(Figure data in JSON)
▽

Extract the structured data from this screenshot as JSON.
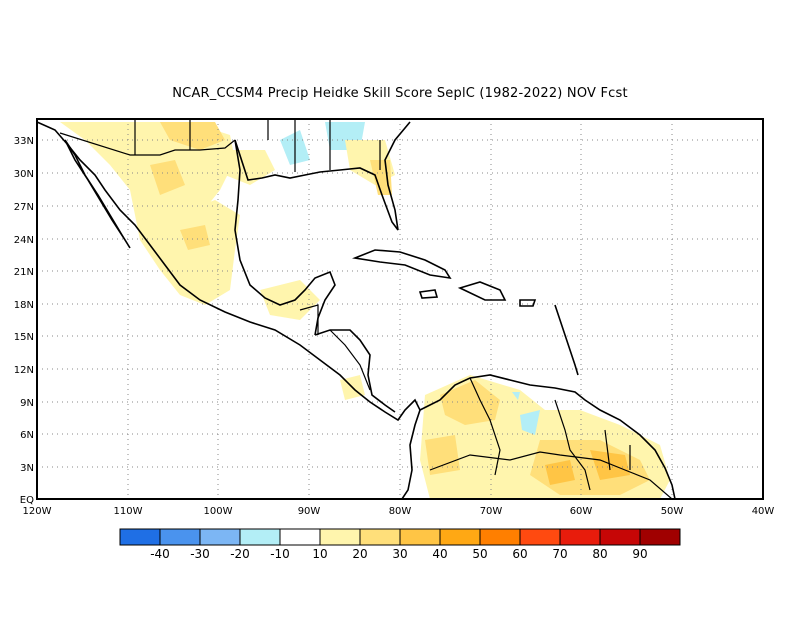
{
  "title": "NCAR_CCSM4 Precip Heidke Skill Score SeplC (1982-2022) NOV Fcst",
  "lat_labels": [
    "33N",
    "30N",
    "27N",
    "24N",
    "21N",
    "18N",
    "15N",
    "12N",
    "9N",
    "6N",
    "3N",
    "EQ"
  ],
  "lon_labels": [
    "120W",
    "110W",
    "100W",
    "90W",
    "80W",
    "70W",
    "60W",
    "50W",
    "40W"
  ],
  "colorbar": {
    "colors": [
      "#1f6fe5",
      "#4a93ee",
      "#7cb6f4",
      "#b3eef6",
      "#ffffff",
      "#fff5ad",
      "#ffdf7a",
      "#ffc545",
      "#ffa814",
      "#ff7f00",
      "#ff4a10",
      "#e81c0c",
      "#c60606",
      "#a00000"
    ],
    "labels": [
      "-40",
      "-30",
      "-20",
      "-10",
      "10",
      "20",
      "30",
      "40",
      "50",
      "60",
      "70",
      "80",
      "90"
    ]
  },
  "map": {
    "lon_range": [
      -120,
      -40
    ],
    "lat_range": [
      0,
      35
    ],
    "grid": "dotted"
  }
}
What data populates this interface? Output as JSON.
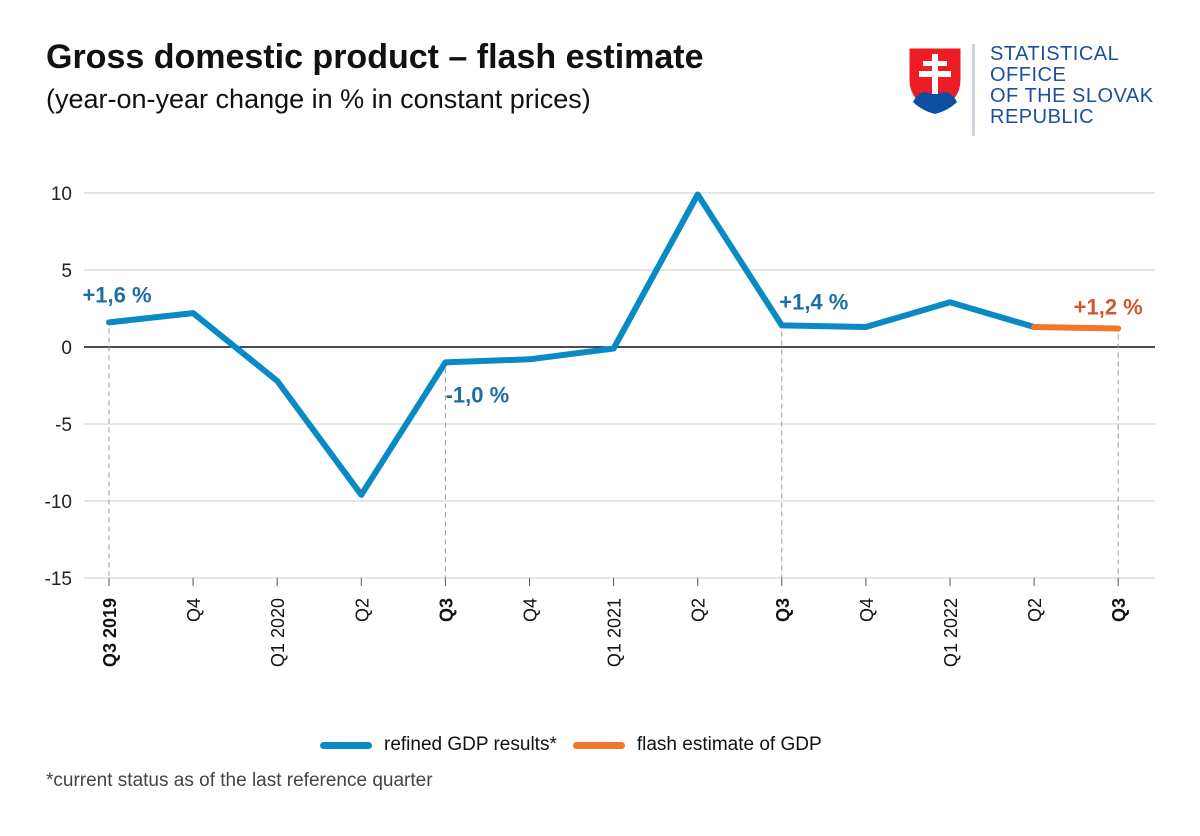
{
  "header": {
    "title": "Gross domestic product – flash estimate",
    "subtitle": "(year-on-year change in % in constant prices)"
  },
  "logo": {
    "lines": [
      "STATISTICAL",
      "OFFICE",
      "OF THE SLOVAK",
      "REPUBLIC"
    ],
    "emblem_icon": "slovak-coat-of-arms-icon",
    "text_color": "#1e4f9e"
  },
  "colors": {
    "refined": "#0a8ac4",
    "flash": "#f07826",
    "label_refined": "#1c6fa3",
    "label_flash": "#d2562a",
    "grid": "#cccccc",
    "zero_line": "#111111"
  },
  "chart_data": {
    "type": "line",
    "title": "Gross domestic product – flash estimate",
    "subtitle": "(year-on-year change in % in constant prices)",
    "categories": [
      "Q3 2019",
      "Q4",
      "Q1 2020",
      "Q2",
      "Q3",
      "Q4",
      "Q1 2021",
      "Q2",
      "Q3",
      "Q4",
      "Q1 2022",
      "Q2",
      "Q3"
    ],
    "bold_categories": [
      "Q3 2019",
      "Q3",
      "Q3",
      "Q3"
    ],
    "bold_indices": [
      0,
      4,
      8,
      12
    ],
    "ylim": [
      -15,
      10
    ],
    "yticks": [
      -15,
      -10,
      -5,
      0,
      5,
      10
    ],
    "xlabel": "",
    "ylabel": "",
    "grid": true,
    "series": [
      {
        "name": "refined GDP results*",
        "values": [
          1.6,
          2.2,
          -2.2,
          -9.6,
          -1.0,
          -0.8,
          -0.1,
          9.9,
          1.4,
          1.3,
          2.9,
          1.3,
          null
        ]
      },
      {
        "name": "flash estimate of GDP",
        "values": [
          null,
          null,
          null,
          null,
          null,
          null,
          null,
          null,
          null,
          null,
          null,
          1.3,
          1.2
        ]
      }
    ],
    "annotations": [
      {
        "index": 0,
        "value": 1.6,
        "text": "+1,6 %",
        "series": "refined GDP results*"
      },
      {
        "index": 4,
        "value": -1.0,
        "text": "-1,0 %",
        "series": "refined GDP results*"
      },
      {
        "index": 8,
        "value": 1.4,
        "text": "+1,4 %",
        "series": "refined GDP results*"
      },
      {
        "index": 12,
        "value": 1.2,
        "text": "+1,2 %",
        "series": "flash estimate of GDP"
      }
    ],
    "legend": [
      "refined GDP results*",
      "flash estimate of GDP"
    ],
    "legend_position": "bottom"
  },
  "legend": {
    "refined_label": "refined GDP results*",
    "flash_label": "flash estimate of GDP"
  },
  "footnote": "*current status as of the last reference quarter"
}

△

- [EXERCISE AIM]
Leave images out of the retyped records; keep all else exact.

- [RESPONSE TO THE EXERCISE]
Extract the structured data from this screenshot as JSON.
{
  "title": "NCAR_CCSM4 Precip Heidke Skill Score SeplC (1982-2022) NOV Fcst",
  "lat_labels": [
    "33N",
    "30N",
    "27N",
    "24N",
    "21N",
    "18N",
    "15N",
    "12N",
    "9N",
    "6N",
    "3N",
    "EQ"
  ],
  "lon_labels": [
    "120W",
    "110W",
    "100W",
    "90W",
    "80W",
    "70W",
    "60W",
    "50W",
    "40W"
  ],
  "colorbar": {
    "colors": [
      "#1f6fe5",
      "#4a93ee",
      "#7cb6f4",
      "#b3eef6",
      "#ffffff",
      "#fff5ad",
      "#ffdf7a",
      "#ffc545",
      "#ffa814",
      "#ff7f00",
      "#ff4a10",
      "#e81c0c",
      "#c60606",
      "#a00000"
    ],
    "labels": [
      "-40",
      "-30",
      "-20",
      "-10",
      "10",
      "20",
      "30",
      "40",
      "50",
      "60",
      "70",
      "80",
      "90"
    ]
  },
  "map": {
    "lon_range": [
      -120,
      -40
    ],
    "lat_range": [
      0,
      35
    ],
    "grid": "dotted"
  }
}
What data populates this interface? Output as JSON.
{
  "header": {
    "title": "Gross domestic product – flash estimate",
    "subtitle": "(year-on-year change in % in constant prices)"
  },
  "logo": {
    "lines": [
      "STATISTICAL",
      "OFFICE",
      "OF THE SLOVAK",
      "REPUBLIC"
    ],
    "emblem_icon": "slovak-coat-of-arms-icon",
    "text_color": "#1e4f9e"
  },
  "colors": {
    "refined": "#0a8ac4",
    "flash": "#f07826",
    "label_refined": "#1c6fa3",
    "label_flash": "#d2562a",
    "grid": "#cccccc",
    "zero_line": "#111111"
  },
  "chart_data": {
    "type": "line",
    "title": "Gross domestic product – flash estimate",
    "subtitle": "(year-on-year change in % in constant prices)",
    "categories": [
      "Q3 2019",
      "Q4",
      "Q1 2020",
      "Q2",
      "Q3",
      "Q4",
      "Q1 2021",
      "Q2",
      "Q3",
      "Q4",
      "Q1 2022",
      "Q2",
      "Q3"
    ],
    "bold_categories": [
      "Q3 2019",
      "Q3",
      "Q3",
      "Q3"
    ],
    "bold_indices": [
      0,
      4,
      8,
      12
    ],
    "ylim": [
      -15,
      10
    ],
    "yticks": [
      -15,
      -10,
      -5,
      0,
      5,
      10
    ],
    "xlabel": "",
    "ylabel": "",
    "grid": true,
    "series": [
      {
        "name": "refined GDP results*",
        "values": [
          1.6,
          2.2,
          -2.2,
          -9.6,
          -1.0,
          -0.8,
          -0.1,
          9.9,
          1.4,
          1.3,
          2.9,
          1.3,
          null
        ]
      },
      {
        "name": "flash estimate of GDP",
        "values": [
          null,
          null,
          null,
          null,
          null,
          null,
          null,
          null,
          null,
          null,
          null,
          1.3,
          1.2
        ]
      }
    ],
    "annotations": [
      {
        "index": 0,
        "value": 1.6,
        "text": "+1,6 %",
        "series": "refined GDP results*"
      },
      {
        "index": 4,
        "value": -1.0,
        "text": "-1,0 %",
        "series": "refined GDP results*"
      },
      {
        "index": 8,
        "value": 1.4,
        "text": "+1,4 %",
        "series": "refined GDP results*"
      },
      {
        "index": 12,
        "value": 1.2,
        "text": "+1,2 %",
        "series": "flash estimate of GDP"
      }
    ],
    "legend": [
      "refined GDP results*",
      "flash estimate of GDP"
    ],
    "legend_position": "bottom"
  },
  "legend": {
    "refined_label": "refined GDP results*",
    "flash_label": "flash estimate of GDP"
  },
  "footnote": "*current status as of the last reference quarter"
}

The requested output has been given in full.